* Begin PASSAGE GIVEN *

IKEA Hacks

Lamps made from IKEA pine furniture pieces.

I’ve met a lot of designers and architects who have these utopian visions of what life and society could be. Some very seriously believe that every problem has a solution and every custom can be made better or easier with good design. This kind of practical idealism is problematic for a lot of reasons, foremost of which, I believe, is the fact that it is most often those in control of society’s means of production who define good design even is. Modern manufacture divides labor and places design authority into the hands of specialists rather than into those of the user. Before industry, people shaped their own surroundings to suit their needs. They made their own tools, fashioned their own furniture and clothes. I’m not about to say that I would give up the multitude of manufactured items common to modern life in exchange for the limited range of objects I would be able to create myself, but I think one could legitimately argue that our dependency on industrial output makes us more vulnerable to deterministic forces that are beyond our control and susceptible to influence and manipulation from centralized power.

Terrarium for pet turtle

In response to our growing alienation from the industrial processes that shape our lives, a growing movement of DIY hobbyists has sprouted up in the last 20 years or so. One of my favorite DIY online communities is IKEA Hackers. On the website, members share modification recipes for IKEA merchandise. People rate each other’s mods based on usefulness and creativity. The most popular hacks among members are the ones that diverge most flagrantly from IKEA’s original intent for the product. The irony of these deconstructions is that IKEA hackers are disrupting the planned application of an object that IKEA has already proposed to be “good design.” The company’s mission statement reads, “At IKEA, our vision is to create a better everyday life for the many people. Our business idea supports this vision by offering a wide range of well-designed, functional home furnishing products at prices so low that as many people as possible will be able to afford them.” By ignoring the designers’ carefully crafted preparations and simply using the products as raw material, IKEA hackers not only invalidate the supposed preeminence of IKEA’s superior design but also undermine the power IKEA wields in being able to prescribe its so-called “good design” as a cultural convention.

As with many mod communities, not all IKEA hackers are resentful of IKEA’s hubris or seek to advance an anti-consumerist agenda. Many are IKEA enthusiasts who genuinely appreciate the products and admire their design. The user’s introducing additional functionality to a particular item does not have to imply a complete negation of the designer’s original purpose. On the contrary, it proves the item to be more versatile and the designer’s plan to offer a greater allowance of function to the user. The designer can build a process or object that is programatized in an exceedingly clever way, but this need not entail programitization of the client’s use of it.

Design Constraints

What we call “good design” is as much about shaping human behavior and leading people around like cattle as it is about building useful, sturdy, beautiful objects that enrich our lives and allow us to extend our potential. People in design circles always assert that the purpose and use of a well-designed object should be apparent in the object’s own form. Someone who is reasonably acquainted with the practical context within which the object would be used should be able to identify easily how the object is to be used and what it might be used for. Additionally, the object should not accommodate uses that deviate from its intended purpose. This is so anyone equipped with the object does not confuse its function with that of another object or apply the object on the incorrect job. It is a reality of industrial design that when a designer sets out to design an item for practical use, she not only constructs the object to be optimally suited for the job she has in mind but also makes the item especially useless for anything else besides that job. These restrictions that are built in to the item’s form are called “design constraints.”

* End PASSAGE GIVEN *
* Begin RECORD EXTRACTS *

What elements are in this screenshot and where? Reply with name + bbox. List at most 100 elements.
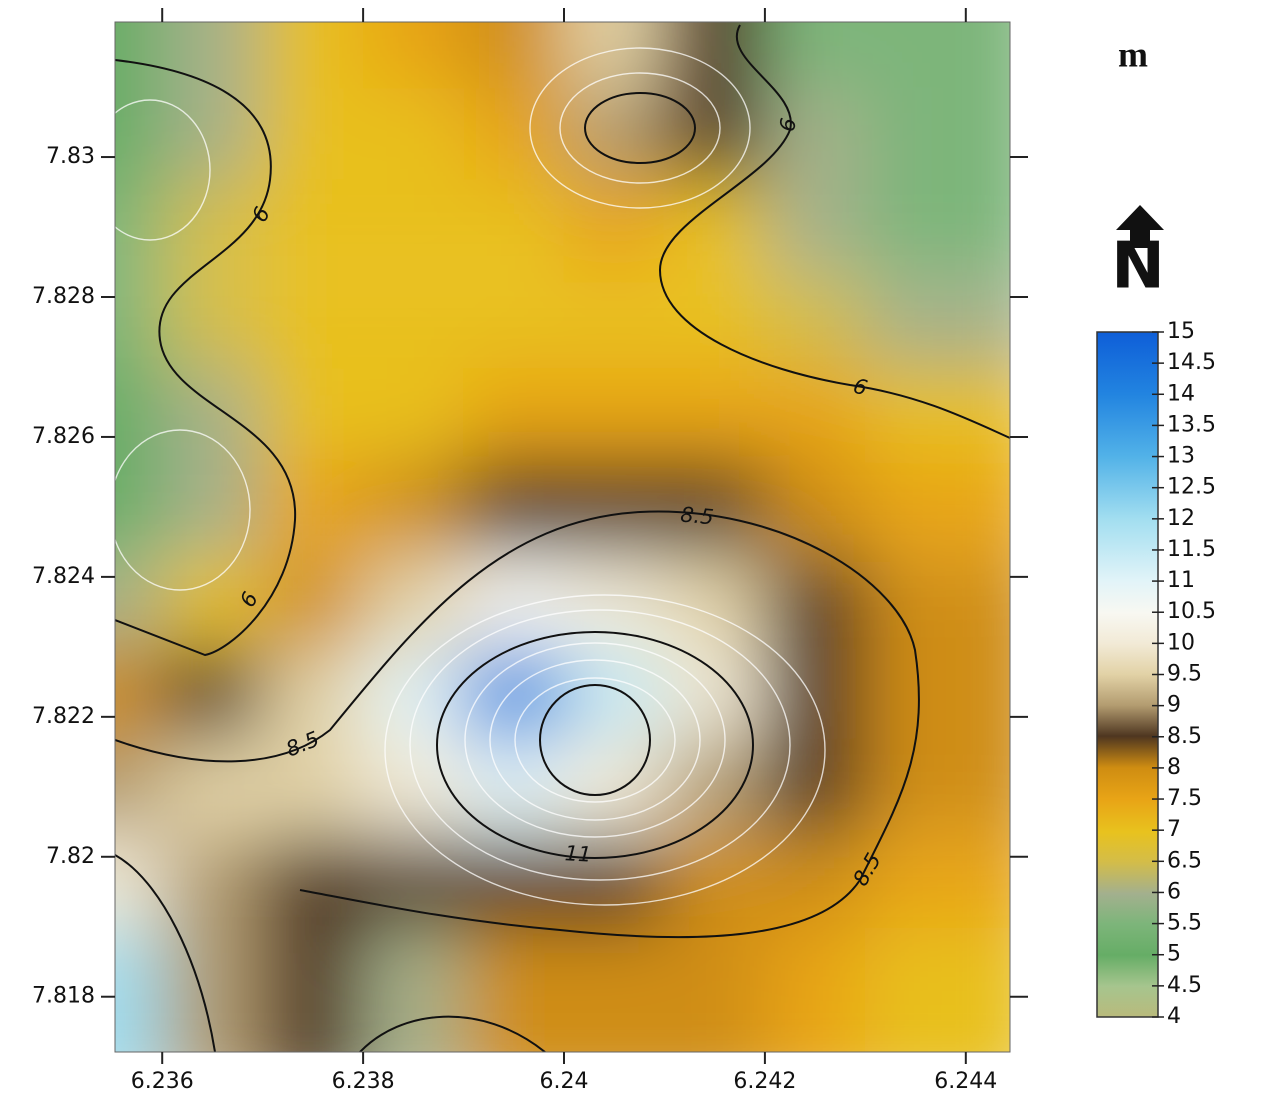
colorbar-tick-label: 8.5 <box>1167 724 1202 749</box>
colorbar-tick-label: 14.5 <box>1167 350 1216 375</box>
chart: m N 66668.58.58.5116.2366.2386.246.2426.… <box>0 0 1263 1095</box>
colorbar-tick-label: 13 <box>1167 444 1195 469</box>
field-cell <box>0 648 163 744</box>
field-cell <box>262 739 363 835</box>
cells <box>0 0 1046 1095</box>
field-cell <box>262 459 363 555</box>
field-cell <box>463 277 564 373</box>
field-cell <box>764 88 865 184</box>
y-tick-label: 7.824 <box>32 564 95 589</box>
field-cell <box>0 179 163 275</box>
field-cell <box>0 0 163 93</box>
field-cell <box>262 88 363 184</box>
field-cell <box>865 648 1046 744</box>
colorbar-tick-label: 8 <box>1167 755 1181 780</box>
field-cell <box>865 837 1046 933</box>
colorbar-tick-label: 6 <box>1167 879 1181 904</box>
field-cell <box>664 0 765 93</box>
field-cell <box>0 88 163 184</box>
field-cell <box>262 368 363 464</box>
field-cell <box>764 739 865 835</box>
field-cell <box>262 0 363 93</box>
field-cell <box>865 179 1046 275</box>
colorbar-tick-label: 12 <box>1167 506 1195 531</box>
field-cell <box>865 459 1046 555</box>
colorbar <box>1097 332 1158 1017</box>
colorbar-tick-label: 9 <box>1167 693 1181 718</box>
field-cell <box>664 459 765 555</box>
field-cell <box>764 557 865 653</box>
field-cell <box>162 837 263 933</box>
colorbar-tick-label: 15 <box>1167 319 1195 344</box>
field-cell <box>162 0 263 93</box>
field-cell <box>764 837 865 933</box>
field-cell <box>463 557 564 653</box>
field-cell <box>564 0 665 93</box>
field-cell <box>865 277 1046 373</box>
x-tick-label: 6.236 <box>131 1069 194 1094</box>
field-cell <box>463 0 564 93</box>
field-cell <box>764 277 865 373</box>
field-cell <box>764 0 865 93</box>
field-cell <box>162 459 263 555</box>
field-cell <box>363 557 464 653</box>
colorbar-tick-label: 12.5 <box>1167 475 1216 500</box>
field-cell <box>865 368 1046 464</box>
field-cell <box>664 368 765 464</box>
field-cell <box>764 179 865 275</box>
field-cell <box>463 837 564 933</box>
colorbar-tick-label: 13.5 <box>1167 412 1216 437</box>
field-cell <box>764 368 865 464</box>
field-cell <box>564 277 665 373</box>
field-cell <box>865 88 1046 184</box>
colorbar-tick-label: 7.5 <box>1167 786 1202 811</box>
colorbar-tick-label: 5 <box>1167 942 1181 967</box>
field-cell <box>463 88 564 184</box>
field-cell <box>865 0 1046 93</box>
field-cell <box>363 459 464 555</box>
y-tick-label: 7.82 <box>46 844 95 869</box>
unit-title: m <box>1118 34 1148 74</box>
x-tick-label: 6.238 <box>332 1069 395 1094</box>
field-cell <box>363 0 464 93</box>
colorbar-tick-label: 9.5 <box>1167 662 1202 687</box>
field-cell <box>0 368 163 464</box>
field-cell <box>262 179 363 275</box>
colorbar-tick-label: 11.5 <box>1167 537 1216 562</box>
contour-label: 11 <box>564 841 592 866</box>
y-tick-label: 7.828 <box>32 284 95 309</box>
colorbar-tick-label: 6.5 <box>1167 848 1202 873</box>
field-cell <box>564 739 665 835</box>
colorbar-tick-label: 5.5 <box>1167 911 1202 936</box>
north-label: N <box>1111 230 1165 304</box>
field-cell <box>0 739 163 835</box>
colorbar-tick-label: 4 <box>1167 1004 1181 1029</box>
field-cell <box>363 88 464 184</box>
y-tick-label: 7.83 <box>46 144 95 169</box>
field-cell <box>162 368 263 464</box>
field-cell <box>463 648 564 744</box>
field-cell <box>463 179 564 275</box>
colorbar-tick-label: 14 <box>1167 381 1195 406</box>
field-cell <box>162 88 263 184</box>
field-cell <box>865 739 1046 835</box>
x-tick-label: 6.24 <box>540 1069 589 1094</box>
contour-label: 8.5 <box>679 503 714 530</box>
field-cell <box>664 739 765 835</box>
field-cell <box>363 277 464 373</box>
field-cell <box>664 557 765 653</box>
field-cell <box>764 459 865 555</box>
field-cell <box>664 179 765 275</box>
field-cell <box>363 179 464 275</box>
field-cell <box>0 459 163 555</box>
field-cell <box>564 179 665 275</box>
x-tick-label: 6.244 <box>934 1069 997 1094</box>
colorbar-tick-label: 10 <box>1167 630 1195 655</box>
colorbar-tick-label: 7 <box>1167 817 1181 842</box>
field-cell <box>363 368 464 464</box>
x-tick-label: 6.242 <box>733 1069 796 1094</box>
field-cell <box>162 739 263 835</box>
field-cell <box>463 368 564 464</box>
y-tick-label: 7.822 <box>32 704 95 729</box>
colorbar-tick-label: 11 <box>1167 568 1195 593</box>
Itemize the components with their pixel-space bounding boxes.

* End RECORD EXTRACTS *

- PROBLEMS TO WORK ON
- 1) Translate this sentence from the essay on IKEA hacks into Spanish: "People rate each other’s mods based on usefulness and creativity."
- 2) Continue the essay on IKEA hacks, starting after its final sentence about design constraints.

- ANSWERS GIVEN
- 1) Las personas califican las modificaciones de los demás según su utilidad y creatividad.

- 2)
Donald Norman, one of the most influential writers in modern industrial design, uses the example of a thirteen-piece Lego motorcycle to illustrate the operative advantage of restrictive design constraints:

“…the appropriate role for every single piece of the motorcycle is unambiguously determined… people could construct the motorcycle without any instructions or assistance, although they had never seen it assembled” (The Design of Everyday Things, 84).

The motorcycle’s possible methods of assembly are limited sufficiently that there can be one correct arrangement and no others. Its design succeeds perfectly in enforcing the designer’s intended assemblage of the parts. However, as a toy, especially a Lego toy, the motorcycle obviously a failure. Its design constraints are so strict that they preclude play and improvisation in the item’s construction. If one can only build the toy within the parameters specified by the manufacturer, what is gained from buying the item disassembled? It seems to me that design constraints are actually sabotaging the effectiveness of the motorcycle as a play object. But I think this criticism could be extended beyond toys into practical objects and tools. Imposing a kind of deterministic plan of possible interactions an individual can have with an object is narrow, and it is coercive. It delimits the range of possible action available to a user and thwarts substantive improvisation. It suggests that the designer knows better than the practitioner and goes further to enforce that assertion by restraining the practitioner from accomplishing anything more than what the designer has already envisioned.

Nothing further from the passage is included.